Listings of boxed layout items:
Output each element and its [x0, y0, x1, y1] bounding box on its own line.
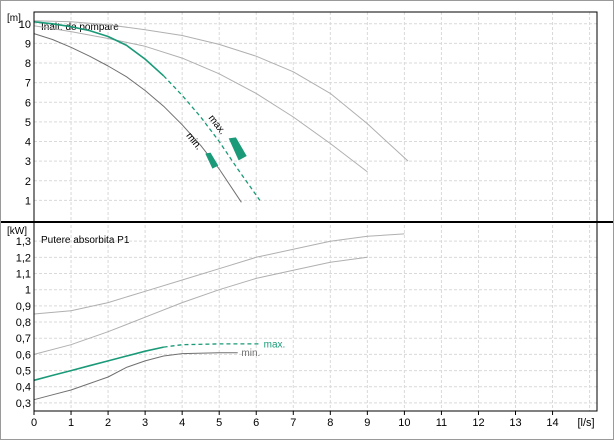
series-max-line	[33, 21, 165, 77]
x-tick-label: 11	[436, 417, 447, 429]
y-tick-label: 3	[25, 156, 31, 168]
x-tick-label: 7	[290, 417, 296, 429]
x-tick-label: 9	[364, 417, 370, 429]
x-tick-label: 0	[31, 417, 37, 429]
panel-title: Putere absorbita P1	[41, 235, 130, 246]
y-tick-labels-bottom: 0,3 0,4 0,5 0,6 0,7 0,8 0,9 1 1,1 1,2 1,3	[16, 236, 31, 410]
y-tick-label: 7	[25, 78, 31, 90]
series-min-line	[33, 352, 238, 401]
y-tick-label: 10	[19, 19, 31, 31]
series-max-dashed-line	[163, 343, 260, 348]
y-tick-label: 0,8	[16, 317, 31, 329]
x-tick-label: 13	[509, 417, 521, 429]
y-tick-label: 0,5	[16, 366, 31, 378]
x-tick-label: 5	[216, 417, 222, 429]
x-tick-label: 2	[105, 417, 111, 429]
panel-title: Inalt. de pompare	[41, 22, 119, 33]
y-tick-label: 4	[25, 137, 31, 149]
y-tick-label: 1,1	[16, 269, 31, 281]
x-tick-labels: 0 1 2 3 4 5 6 7 8 9 10 11 12 13 14	[31, 417, 559, 429]
y-tick-label: 0,6	[16, 349, 31, 361]
y-tick-label: 0,3	[16, 398, 31, 410]
series-1-line	[33, 233, 405, 315]
label-min-power: min.	[241, 348, 260, 359]
x-tick-label: 12	[472, 417, 484, 429]
x-tick-label: 3	[142, 417, 148, 429]
duty-marker-min	[205, 152, 219, 169]
y-tick-label: 0,9	[16, 301, 31, 313]
y-tick-label: 1,2	[16, 252, 31, 264]
x-axis-unit: [l/s]	[577, 417, 594, 429]
plot-border	[33, 11, 598, 412]
y-tick-label: 9	[25, 38, 31, 50]
series-min-line	[33, 33, 242, 203]
series-max-dashed-line	[163, 75, 261, 201]
duty-marker-max	[228, 137, 247, 161]
y-tick-label: 1	[25, 195, 31, 207]
y-tick-label: 0,4	[16, 382, 31, 394]
label-max-power: max.	[264, 340, 286, 351]
x-tick-label: 1	[68, 417, 74, 429]
y-axis-unit: [kW]	[7, 226, 27, 237]
x-tick-label: 4	[179, 417, 185, 429]
grid-top	[34, 12, 597, 220]
series-1-line	[33, 20, 409, 162]
y-tick-label: 5	[25, 117, 31, 129]
y-tick-labels-top: 1 2 3 4 5 6 7 8 9 10	[19, 19, 31, 208]
y-tick-label: 1,3	[16, 236, 31, 248]
y-axis-unit: [m]	[7, 13, 21, 24]
y-tick-label: 0,7	[16, 333, 31, 345]
y-tick-label: 2	[25, 176, 31, 188]
series-max-line	[33, 346, 164, 382]
x-tick-label: 8	[327, 417, 333, 429]
y-tick-label: 8	[25, 58, 31, 70]
duty-point-markers	[205, 137, 247, 169]
power-panel: 0,3 0,4 0,5 0,6 0,7 0,8 0,9 1 1,1 1,2 1,3[kW] Puter…	[7, 225, 597, 411]
x-tick-label: 6	[253, 417, 259, 429]
x-tick-label: 10	[398, 417, 410, 429]
series-2-line	[33, 25, 368, 173]
series-2-line	[33, 256, 368, 355]
grid-bottom	[34, 225, 597, 411]
y-tick-label: 1	[25, 285, 31, 297]
x-tick-label: 14	[546, 417, 558, 429]
y-tick-label: 6	[25, 97, 31, 109]
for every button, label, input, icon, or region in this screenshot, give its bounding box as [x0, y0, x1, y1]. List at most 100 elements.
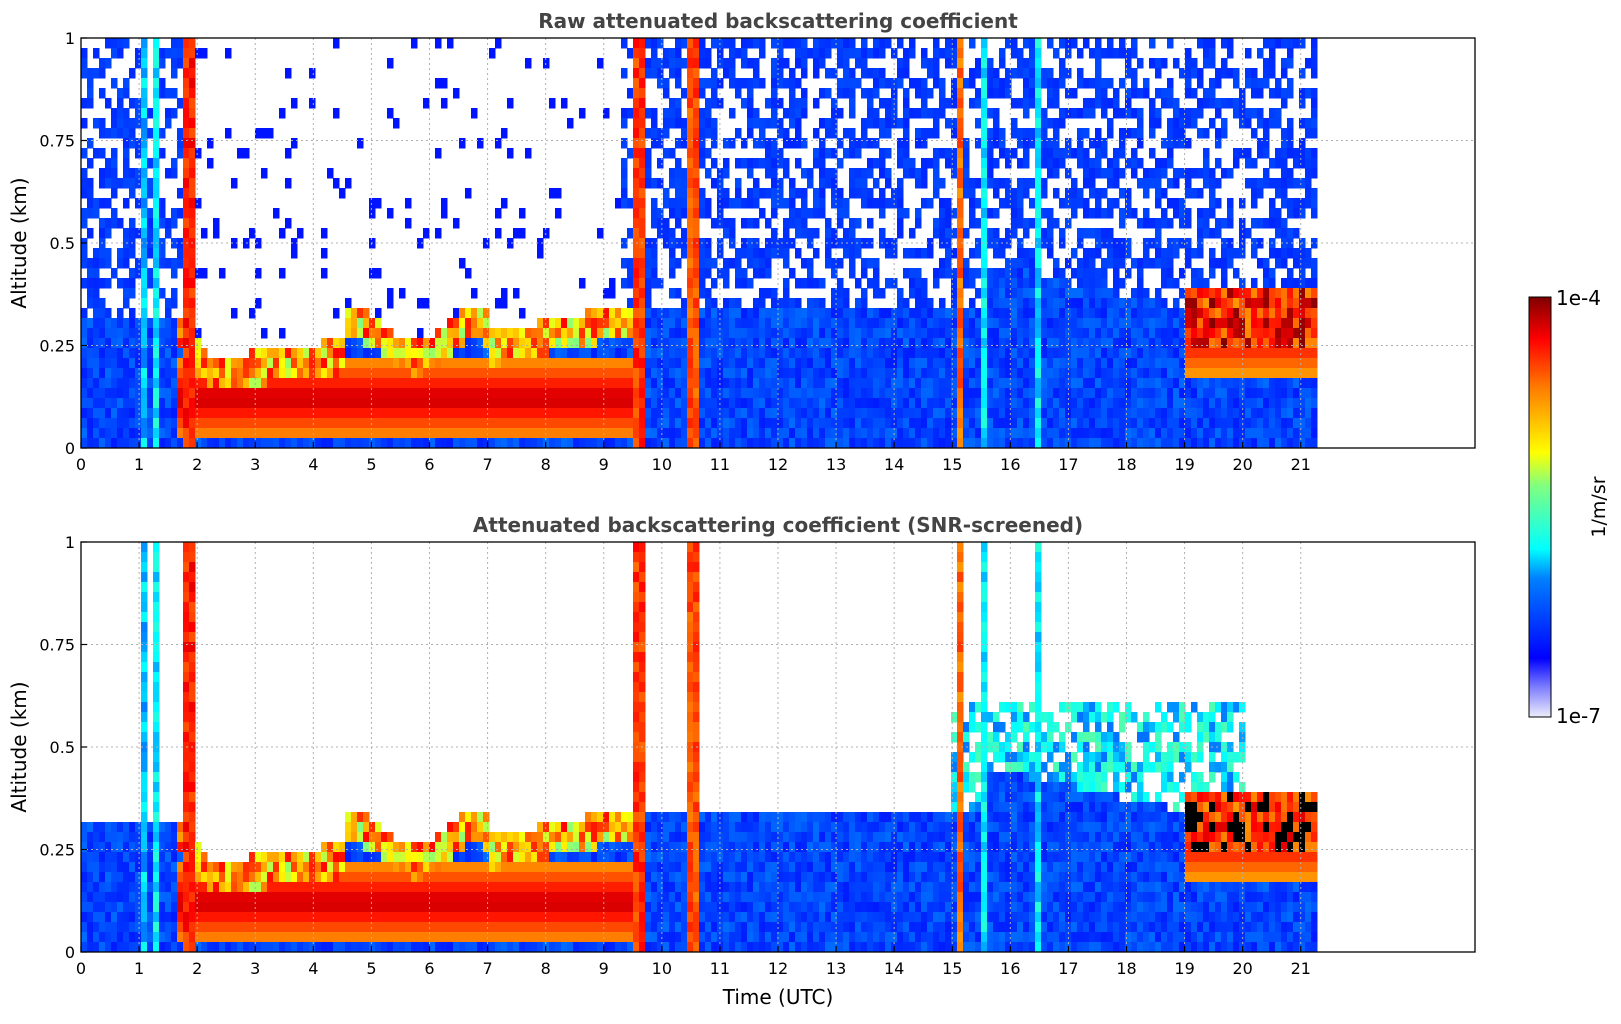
backscatter-cell	[597, 368, 604, 379]
backscatter-cell	[783, 398, 790, 409]
backscatter-cell	[549, 408, 556, 419]
backscatter-cell	[567, 338, 574, 349]
backscatter-cell	[279, 228, 286, 239]
backscatter-cell	[687, 38, 694, 49]
backscatter-cell	[801, 68, 808, 79]
backscatter-cell	[855, 348, 862, 359]
backscatter-cell	[1053, 328, 1060, 339]
backscatter-cell	[687, 348, 694, 359]
backscatter-cell	[759, 358, 766, 369]
backscatter-cell	[969, 98, 976, 109]
backscatter-cell	[1251, 248, 1258, 259]
backscatter-cell	[1041, 368, 1048, 379]
backscatter-cell	[675, 408, 682, 419]
backscatter-cell	[465, 188, 472, 199]
backscatter-cell	[1269, 198, 1276, 209]
backscatter-cell	[939, 78, 946, 89]
backscatter-cell	[663, 398, 670, 409]
backscatter-cell	[957, 398, 964, 409]
backscatter-cell	[1197, 108, 1204, 119]
backscatter-cell	[201, 418, 208, 429]
backscatter-cell	[177, 348, 184, 359]
backscatter-cell	[675, 438, 682, 448]
backscatter-cell	[357, 418, 364, 429]
backscatter-cell	[633, 378, 640, 389]
backscatter-cell	[1233, 408, 1240, 419]
backscatter-cell	[1287, 358, 1294, 369]
backscatter-cell	[1257, 358, 1264, 369]
backscatter-cell	[153, 248, 160, 259]
backscatter-cell	[357, 408, 364, 419]
backscatter-cell	[411, 338, 418, 349]
backscatter-cell	[81, 428, 88, 439]
backscatter-cell	[945, 238, 952, 249]
backscatter-cell	[1101, 328, 1108, 339]
backscatter-cell	[1101, 98, 1108, 109]
backscatter-cell	[1305, 318, 1312, 329]
backscatter-cell	[471, 388, 478, 399]
backscatter-cell	[723, 268, 730, 279]
backscatter-cell	[639, 378, 646, 389]
backscatter-cell	[1071, 38, 1078, 49]
backscatter-cell	[765, 148, 772, 159]
backscatter-cell	[519, 378, 526, 389]
backscatter-cell	[1269, 378, 1276, 389]
backscatter-cell	[165, 428, 172, 439]
backscatter-cell	[603, 418, 610, 429]
backscatter-cell	[117, 318, 124, 329]
backscatter-cell	[1287, 338, 1294, 349]
backscatter-cell	[735, 198, 742, 209]
backscatter-cell	[915, 128, 922, 139]
backscatter-cell	[1287, 88, 1294, 99]
backscatter-cell	[939, 148, 946, 159]
backscatter-cell	[387, 108, 394, 119]
backscatter-cell	[609, 438, 616, 448]
backscatter-cell	[1269, 358, 1276, 369]
backscatter-cell	[99, 418, 106, 429]
backscatter-cell	[723, 188, 730, 199]
backscatter-cell	[675, 368, 682, 379]
backscatter-cell	[927, 128, 934, 139]
backscatter-cell	[963, 428, 970, 439]
backscatter-cell	[999, 378, 1006, 389]
backscatter-cell	[201, 378, 208, 389]
backscatter-cell	[357, 318, 364, 329]
backscatter-cell	[525, 388, 532, 399]
backscatter-cell	[663, 358, 670, 369]
backscatter-cell	[519, 348, 526, 359]
backscatter-cell	[1089, 48, 1096, 59]
backscatter-cell	[249, 438, 256, 448]
backscatter-cell	[765, 418, 772, 429]
backscatter-cell	[1257, 438, 1264, 448]
backscatter-cell	[741, 348, 748, 359]
backscatter-cell	[987, 318, 994, 329]
backscatter-cell	[987, 138, 994, 149]
backscatter-cell	[279, 268, 286, 279]
backscatter-cell	[1299, 268, 1306, 279]
backscatter-cell	[735, 158, 742, 169]
backscatter-cell	[771, 368, 778, 379]
backscatter-cell	[873, 308, 880, 319]
backscatter-cell	[1185, 168, 1192, 179]
backscatter-cell	[849, 318, 856, 329]
backscatter-cell	[459, 428, 466, 439]
backscatter-cell	[93, 398, 100, 409]
backscatter-cell	[1215, 98, 1222, 109]
backscatter-cell	[699, 118, 706, 129]
backscatter-cell	[885, 128, 892, 139]
backscatter-cell	[213, 368, 220, 379]
backscatter-cell	[165, 328, 172, 339]
backscatter-cell	[1149, 38, 1156, 49]
backscatter-cell	[831, 368, 838, 379]
backscatter-cell	[735, 358, 742, 369]
backscatter-cell	[915, 168, 922, 179]
backscatter-cell	[1269, 348, 1276, 359]
backscatter-cell	[1083, 358, 1090, 369]
backscatter-cell	[1263, 58, 1270, 69]
backscatter-cell	[243, 148, 250, 159]
backscatter-cell	[1185, 108, 1192, 119]
backscatter-cell	[117, 338, 124, 349]
backscatter-cell	[111, 78, 118, 89]
backscatter-cell	[579, 358, 586, 369]
backscatter-cell	[1053, 158, 1060, 169]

• _INSTRUCTION_:
Arrange the lines from the one containing "21, 165, 77]" through the one containing "382, 31, 394]", both included, as a JSON list of strings with one string per line and any blank lines left out.

• _WORKED SOLUTION_:
[
  "series-max-line\t[33, 21, 165, 77]",
  "x-tick-label: 11\t[436, 417, 447, 429]",
  "y-tick-label: 3\t[25, 156, 31, 168]",
  "x-tick-label: 7\t[290, 417, 296, 429]",
  "x-tick-label: 9\t[364, 417, 370, 429]",
  "x-tick-label: 0\t[31, 417, 37, 429]",
  "panel-title: Putere absorbita P1\t[41, 235, 130, 246]",
  "y-tick-labels-bottom: 0,3 0,4 0,5 0,6 0,7 0,8 0,9 1 1,1 1,2 1,3\t[16, 236, 31, 410]",
  "y-tick-label: 7\t[25, 78, 31, 90]",
  "series-min-line\t[33, 352, 238, 401]",
  "y-tick-label: 10\t[19, 19, 31, 31]",
  "series-max-dashed-line\t[163, 343, 260, 348]",
  "y-tick-label: 0,8\t[16, 317, 31, 329]",
  "x-tick-label: 13\t[509, 417, 521, 429]",
  "y-tick-label: 0,5\t[16, 366, 31, 378]",
  "x-tick-label: 5\t[216, 417, 222, 429]",
  "x-tick-label: 2\t[105, 417, 111, 429]",
  "panel-title: Inalt. de pompare\t[41, 22, 119, 33]",
  "y-tick-label: 4\t[25, 137, 31, 149]",
  "y-tick-label: 1,1\t[16, 269, 31, 281]",
  "x-tick-labels: 0 1 2 3 4 5 6 7 8 9 10 11 12 13 14\t[31, 417, 559, 429]",
  "y-tick-label: 0,6\t[16, 349, 31, 361]",
  "y-tick-label: 0,3\t[16, 398, 31, 410]",
  "series-1-line\t[33, 233, 405, 315]",
  "label-min-power: min.\t[241, 348, 260, 359]",
  "x-tick-label: 12\t[472, 417, 484, 429]",
  "x-tick-label: 3\t[142, 417, 148, 429]",
  "duty-marker-min\t[205, 152, 219, 169]",
  "y-tick-label: 0,9\t[16, 301, 31, 313]",
  "y-tick-label: 1,2\t[16, 252, 31, 264]",
  "x-axis-unit: [l/s]\t[577, 417, 594, 429]",
  "plot-border\t[33, 11, 598, 412]",
  "y-tick-label: 9\t[25, 38, 31, 50]",
  "series-min-line\t[33, 33, 242, 203]",
  "series-max-dashed-line\t[163, 75, 261, 201]",
  "duty-marker-max\t[228, 137, 247, 161]",
  "y-tick-label: 1\t[25, 195, 31, 207]",
  "y-tick-label: 0,4\t[16, 382, 31, 394]"
]